_Short exercise_: Copy the records below exactly, leaving out every picture.

##### Input material #####

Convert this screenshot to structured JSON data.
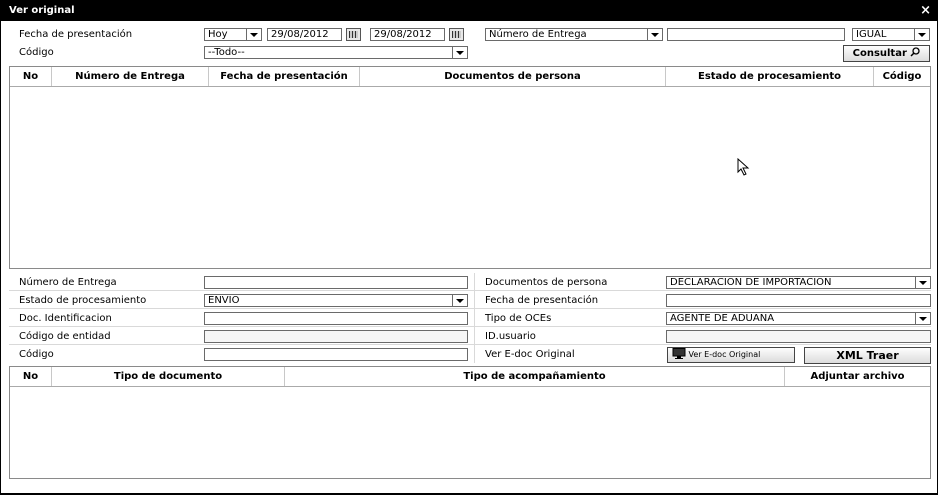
{
  "window": {
    "title": "Ver original",
    "close": "×"
  },
  "search": {
    "fecha_label": "Fecha de presentación",
    "fecha_period": "Hoy",
    "date_from": "29/08/2012",
    "date_to": "29/08/2012",
    "criterion": "Número de Entrega",
    "criterion_value": "",
    "operator": "IGUAL",
    "codigo_label": "Código",
    "codigo_value": "--Todo--",
    "consultar_label": "Consultar"
  },
  "results_table": {
    "columns": [
      "No",
      "Número de Entrega",
      "Fecha de presentación",
      "Documentos de persona",
      "Estado de procesamiento",
      "Código"
    ]
  },
  "detail": {
    "numero_entrega_label": "Número de Entrega",
    "numero_entrega_value": "",
    "estado_label": "Estado de procesamiento",
    "estado_value": "ENVIO",
    "doc_ident_label": "Doc. Identificacion",
    "doc_ident_value": "",
    "codigo_entidad_label": "Código de entidad",
    "codigo_entidad_value": "",
    "codigo_label": "Código",
    "codigo_value": "",
    "documentos_label": "Documentos de persona",
    "documentos_value": "DECLARACION DE IMPORTACION",
    "fecha_label": "Fecha de presentación",
    "fecha_value": "",
    "tipo_oces_label": "Tipo de OCEs",
    "tipo_oces_value": "AGENTE DE ADUANA",
    "id_usuario_label": "ID.usuario",
    "id_usuario_value": "",
    "ver_edoc_label": "Ver E-doc Original",
    "ver_edoc_button": "Ver E-doc Original",
    "xml_button": "XML Traer"
  },
  "attachments_table": {
    "columns": [
      "No",
      "Tipo de documento",
      "Tipo de acompañamiento",
      "Adjuntar archivo"
    ]
  }
}
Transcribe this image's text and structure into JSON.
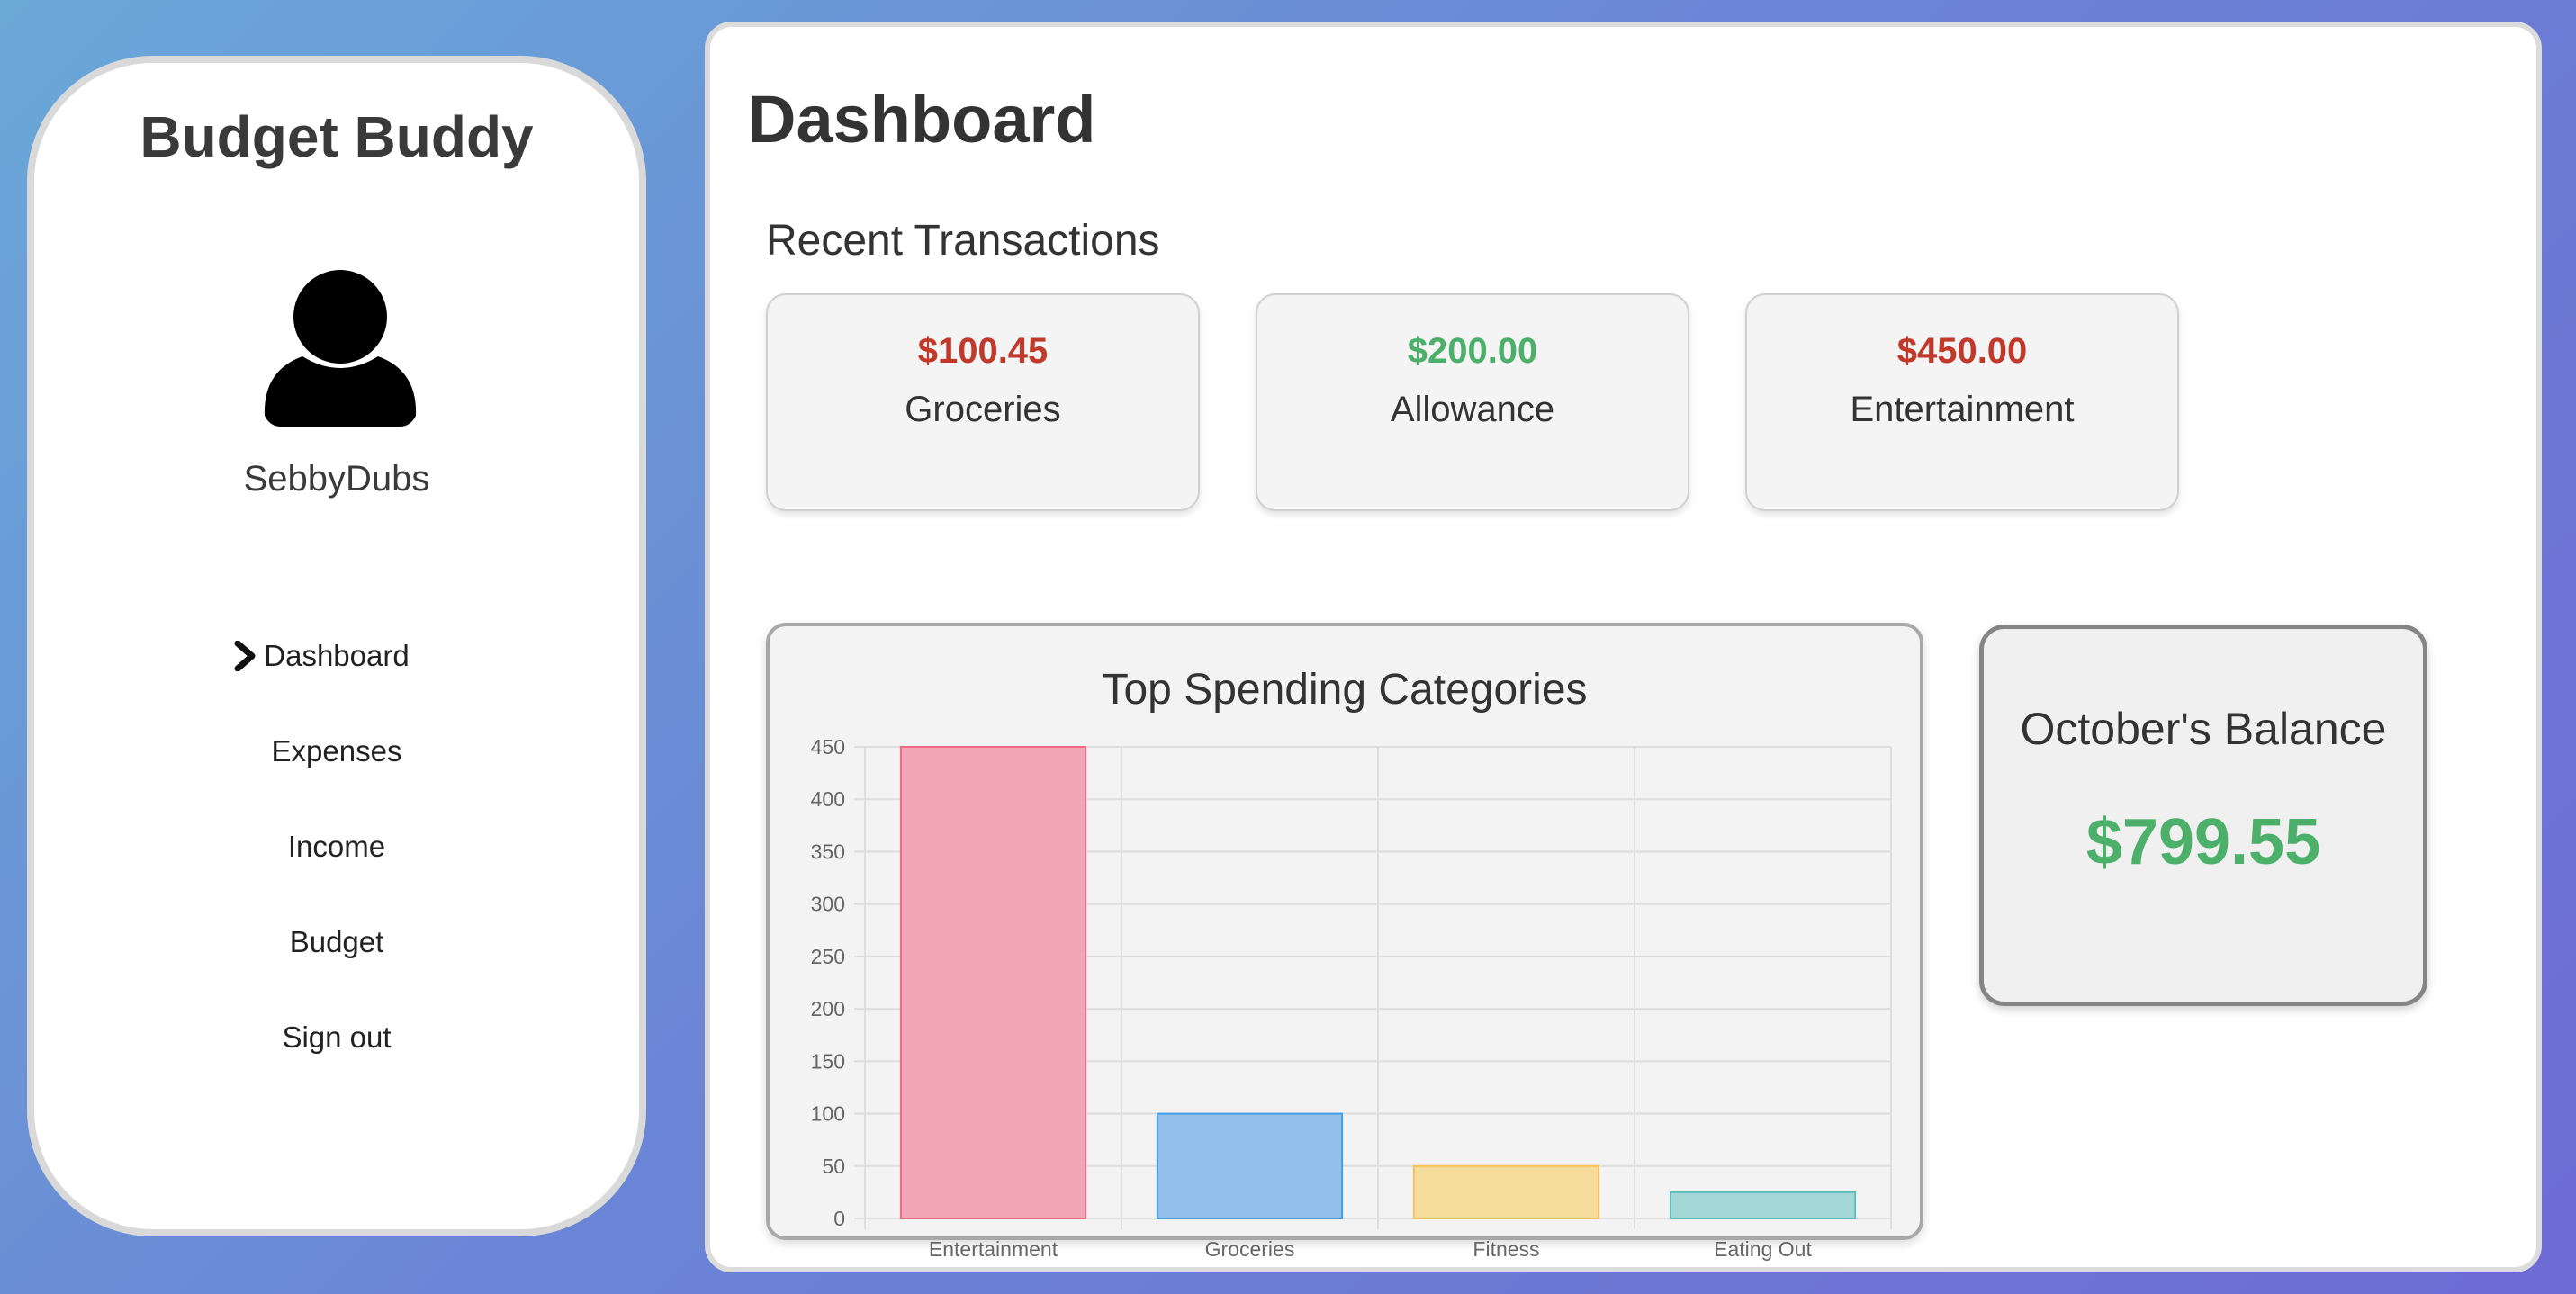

#####

_Written reply_:
Convert this screenshot to structured JSON data.
{
  "window": {
    "title": "Ver original",
    "close": "×"
  },
  "search": {
    "fecha_label": "Fecha de presentación",
    "fecha_period": "Hoy",
    "date_from": "29/08/2012",
    "date_to": "29/08/2012",
    "criterion": "Número de Entrega",
    "criterion_value": "",
    "operator": "IGUAL",
    "codigo_label": "Código",
    "codigo_value": "--Todo--",
    "consultar_label": "Consultar"
  },
  "results_table": {
    "columns": [
      "No",
      "Número de Entrega",
      "Fecha de presentación",
      "Documentos de persona",
      "Estado de procesamiento",
      "Código"
    ]
  },
  "detail": {
    "numero_entrega_label": "Número de Entrega",
    "numero_entrega_value": "",
    "estado_label": "Estado de procesamiento",
    "estado_value": "ENVIO",
    "doc_ident_label": "Doc. Identificacion",
    "doc_ident_value": "",
    "codigo_entidad_label": "Código de entidad",
    "codigo_entidad_value": "",
    "codigo_label": "Código",
    "codigo_value": "",
    "documentos_label": "Documentos de persona",
    "documentos_value": "DECLARACION DE IMPORTACION",
    "fecha_label": "Fecha de presentación",
    "fecha_value": "",
    "tipo_oces_label": "Tipo de OCEs",
    "tipo_oces_value": "AGENTE DE ADUANA",
    "id_usuario_label": "ID.usuario",
    "id_usuario_value": "",
    "ver_edoc_label": "Ver E-doc Original",
    "ver_edoc_button": "Ver E-doc Original",
    "xml_button": "XML Traer"
  },
  "attachments_table": {
    "columns": [
      "No",
      "Tipo de documento",
      "Tipo de acompañamiento",
      "Adjuntar archivo"
    ]
  }
}
Transcribe this image's text and structure into JSON.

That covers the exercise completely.